**Do this:**
Return only the number of lines that hold "name".
——————————
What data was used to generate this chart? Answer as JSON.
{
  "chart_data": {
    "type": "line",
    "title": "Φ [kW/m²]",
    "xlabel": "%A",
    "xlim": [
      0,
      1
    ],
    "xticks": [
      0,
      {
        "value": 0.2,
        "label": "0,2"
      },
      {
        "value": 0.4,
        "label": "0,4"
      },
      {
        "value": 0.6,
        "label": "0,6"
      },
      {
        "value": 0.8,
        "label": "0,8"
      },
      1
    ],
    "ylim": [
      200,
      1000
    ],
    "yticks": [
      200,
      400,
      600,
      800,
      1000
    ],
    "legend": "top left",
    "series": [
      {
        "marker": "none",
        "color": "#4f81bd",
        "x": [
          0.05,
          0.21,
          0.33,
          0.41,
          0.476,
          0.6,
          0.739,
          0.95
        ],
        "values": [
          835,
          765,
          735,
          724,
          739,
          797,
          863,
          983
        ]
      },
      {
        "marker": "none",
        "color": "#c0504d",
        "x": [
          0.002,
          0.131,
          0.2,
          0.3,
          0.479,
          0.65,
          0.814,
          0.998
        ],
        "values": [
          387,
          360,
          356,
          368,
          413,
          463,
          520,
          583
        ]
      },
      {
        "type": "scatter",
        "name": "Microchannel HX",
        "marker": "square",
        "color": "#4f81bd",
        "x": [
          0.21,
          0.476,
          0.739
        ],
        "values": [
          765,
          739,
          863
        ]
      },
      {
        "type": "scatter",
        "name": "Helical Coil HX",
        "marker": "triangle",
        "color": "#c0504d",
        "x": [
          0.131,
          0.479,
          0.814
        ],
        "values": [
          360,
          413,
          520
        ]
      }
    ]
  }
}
——————————
**Task response:**
2